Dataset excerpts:
** START **

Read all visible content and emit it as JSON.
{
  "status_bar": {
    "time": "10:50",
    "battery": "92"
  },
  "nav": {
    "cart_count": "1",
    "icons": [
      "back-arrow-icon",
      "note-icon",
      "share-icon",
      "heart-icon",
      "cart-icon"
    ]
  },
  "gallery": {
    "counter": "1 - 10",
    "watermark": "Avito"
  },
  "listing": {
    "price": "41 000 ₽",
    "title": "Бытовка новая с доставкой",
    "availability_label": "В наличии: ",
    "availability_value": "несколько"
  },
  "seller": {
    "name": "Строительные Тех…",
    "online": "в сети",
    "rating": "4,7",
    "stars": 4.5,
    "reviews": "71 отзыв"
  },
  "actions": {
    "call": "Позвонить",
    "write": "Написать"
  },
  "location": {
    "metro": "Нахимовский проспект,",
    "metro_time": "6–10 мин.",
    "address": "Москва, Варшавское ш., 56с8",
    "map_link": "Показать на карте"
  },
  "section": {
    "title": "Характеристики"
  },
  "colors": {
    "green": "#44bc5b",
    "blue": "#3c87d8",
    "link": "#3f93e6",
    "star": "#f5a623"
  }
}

** END **

*EXERCISE OBJECTIVE:* Go through the records above, find every line with the word "title", and list those lines.

*OUTPUT BELOW:*
    "title": "Бытовка новая с доставкой",
    "title": "Характеристики"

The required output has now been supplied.